• **PASSAGE**
Showing posts with label domestic violence. Show all posts
Showing posts with label domestic violence. Show all posts

Sunday, April 15, 2012

In Support of The Prevention of Violence Against Women Week

Is your relationship healthy? Do you know what a healthy relationship is?  Whether it is with family, friends or intimate partners a healthy relationship allows you to be you and feel safe. In support of The Prevention of Violence Against Women Week ( April 15 -20, 2012), the Inside/Out Violence Prevention Team educates youth on abuse in efforts to empower them to make healthy lifestyle chioces for themselves.  Break the cycle of abuse through education. Healthy Relationships



Friday, April 13, 2012

Warning Signs...

Warning Signs
Warning Signs of Relationship Abuse
She touches her bruised cheek gingerly and says softly, “It was so good in the beginning! I never thought it would end like this.” She has just fled an abusive relationship following a vicious assault.

• **RECORDED DATA**
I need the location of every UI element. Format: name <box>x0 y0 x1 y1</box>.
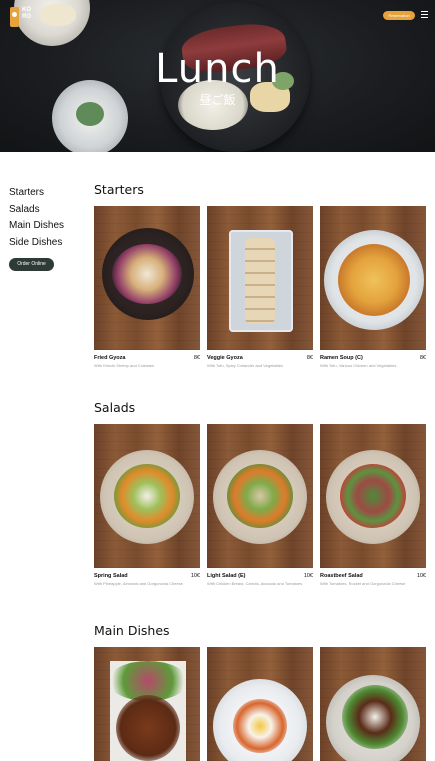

• **WHAT TO WORK ON**
1) In the blog posts on violence against women, what dates are given for The Prevention of Violence Against Women Week?
2) Carry on the blog posts on violence against women, picking up right after the account of the woman who fled an abusive relationship.

• **EXERCISE RESPONSES**
1) April 15–20, 2012.

2)
She tells the story of the relationship softly, sadly. She talks of its exciting, whirlwind beginning, of how charming and forceful he was, how he swept her off her feet and wouldn’t take no for an answer. She talks of the things that made her uncomfortable and how she had reservations and even thought of ending the relationship – and the reasons she didn’t. She remembers the times others expressed concern – or made dire warnings, the times she was afraid, the times she actually tried to end the relationship and the reasons it continued. She pauses and says reflectively, “I know now that there were signs…some of them I didn’t see and some, I just ignored. I just wish I’d never gotten into this relationship.”

What would have made a difference for her? What knowledge or information might prevent someone else from getting into a similar relationship? What are some of the early warning signs that a relationship may be unhealthy or even violent and abusive?

In the context of a new or existing relationship, these are some red flags that may indicate a potential for abuse within the relationship. Some are alarmingly obvious and some are subtle and easily dismissed, but being aware of their existence and recognizing that they are present - before becoming attached or deeply invested in the relationship - provides an opportunity to take a step back and reconsider a potential relationship or the direction in which a present relationship is moving.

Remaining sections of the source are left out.